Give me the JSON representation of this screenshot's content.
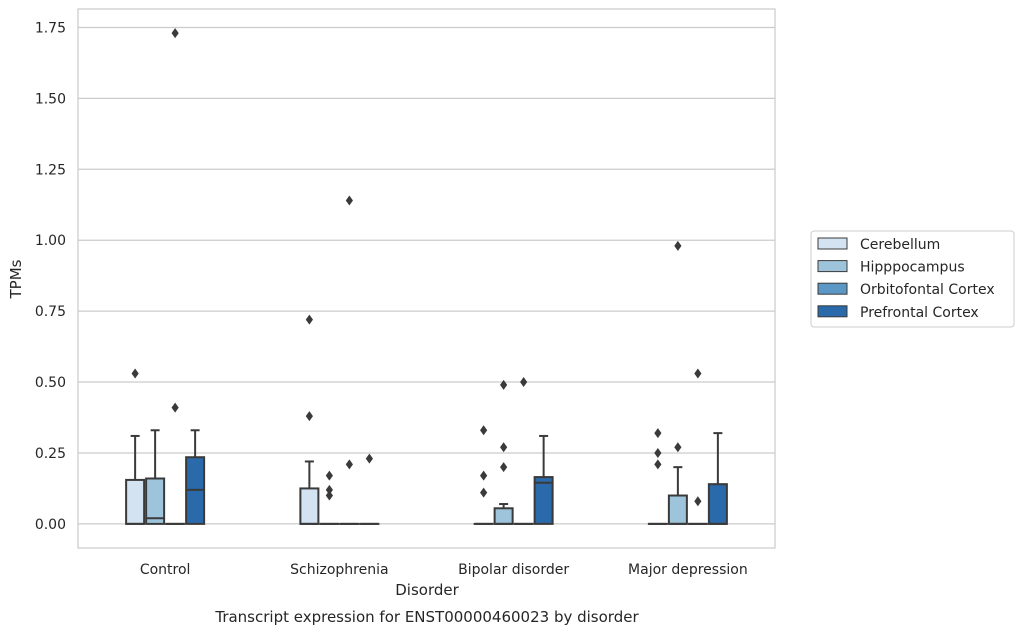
{
  "chart_data": {
    "type": "box",
    "title": "",
    "caption": "Transcript expression for ENST00000460023 by disorder",
    "xlabel": "Disorder",
    "ylabel": "TPMs",
    "ylim": [
      -0.085,
      1.815
    ],
    "yticks": [
      "0.00",
      "0.25",
      "0.50",
      "0.75",
      "1.00",
      "1.25",
      "1.50",
      "1.75"
    ],
    "ytick_values": [
      0,
      0.25,
      0.5,
      0.75,
      1.0,
      1.25,
      1.5,
      1.75
    ],
    "grid": true,
    "legend_position": "right",
    "categories": [
      "Control",
      "Schizophrenia",
      "Bipolar disorder",
      "Major depression"
    ],
    "series": [
      {
        "name": "Cerebellum",
        "color": "#d3e3f2",
        "boxes": [
          {
            "whisker_low": 0.0,
            "q1": 0.0,
            "median": 0.0,
            "q3": 0.155,
            "whisker_high": 0.31,
            "outliers": [
              0.53
            ]
          },
          {
            "whisker_low": 0.0,
            "q1": 0.0,
            "median": 0.0,
            "q3": 0.125,
            "whisker_high": 0.22,
            "outliers": [
              0.38,
              0.72
            ]
          },
          {
            "whisker_low": 0.0,
            "q1": 0.0,
            "median": 0.0,
            "q3": 0.0,
            "whisker_high": 0.0,
            "outliers": [
              0.11,
              0.17,
              0.33
            ]
          },
          {
            "whisker_low": 0.0,
            "q1": 0.0,
            "median": 0.0,
            "q3": 0.0,
            "whisker_high": 0.0,
            "outliers": [
              0.21,
              0.25,
              0.32
            ]
          }
        ]
      },
      {
        "name": "Hipppocampus",
        "color": "#9ec4dc",
        "boxes": [
          {
            "whisker_low": 0.0,
            "q1": 0.0,
            "median": 0.02,
            "q3": 0.16,
            "whisker_high": 0.33,
            "outliers": []
          },
          {
            "whisker_low": 0.0,
            "q1": 0.0,
            "median": 0.0,
            "q3": 0.0,
            "whisker_high": 0.0,
            "outliers": [
              0.1,
              0.12,
              0.17
            ]
          },
          {
            "whisker_low": 0.0,
            "q1": 0.0,
            "median": 0.0,
            "q3": 0.055,
            "whisker_high": 0.07,
            "outliers": [
              0.2,
              0.27,
              0.49
            ]
          },
          {
            "whisker_low": 0.0,
            "q1": 0.0,
            "median": 0.0,
            "q3": 0.1,
            "whisker_high": 0.2,
            "outliers": [
              0.27,
              0.98
            ]
          }
        ]
      },
      {
        "name": "Orbitofontal Cortex",
        "color": "#5b98c6",
        "boxes": [
          {
            "whisker_low": 0.0,
            "q1": 0.0,
            "median": 0.0,
            "q3": 0.0,
            "whisker_high": 0.0,
            "outliers": [
              0.41,
              1.73
            ]
          },
          {
            "whisker_low": 0.0,
            "q1": 0.0,
            "median": 0.0,
            "q3": 0.0,
            "whisker_high": 0.0,
            "outliers": [
              0.21,
              1.14
            ]
          },
          {
            "whisker_low": 0.0,
            "q1": 0.0,
            "median": 0.0,
            "q3": 0.0,
            "whisker_high": 0.0,
            "outliers": [
              0.5
            ]
          },
          {
            "whisker_low": 0.0,
            "q1": 0.0,
            "median": 0.0,
            "q3": 0.0,
            "whisker_high": 0.0,
            "outliers": [
              0.08,
              0.53
            ]
          }
        ]
      },
      {
        "name": "Prefrontal Cortex",
        "color": "#2a69aa",
        "boxes": [
          {
            "whisker_low": 0.0,
            "q1": 0.0,
            "median": 0.12,
            "q3": 0.235,
            "whisker_high": 0.33,
            "outliers": []
          },
          {
            "whisker_low": 0.0,
            "q1": 0.0,
            "median": 0.0,
            "q3": 0.0,
            "whisker_high": 0.0,
            "outliers": [
              0.23
            ]
          },
          {
            "whisker_low": 0.0,
            "q1": 0.0,
            "median": 0.145,
            "q3": 0.165,
            "whisker_high": 0.31,
            "outliers": []
          },
          {
            "whisker_low": 0.0,
            "q1": 0.0,
            "median": 0.0,
            "q3": 0.14,
            "whisker_high": 0.32,
            "outliers": []
          }
        ]
      }
    ]
  }
}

WHAT TO WORK ON:
List every line above that contains the word "name".

SOLUTION:
        "name": "Cerebellum",
        "name": "Hipppocampus",
        "name": "Orbitofontal Cortex",
        "name": "Prefrontal Cortex",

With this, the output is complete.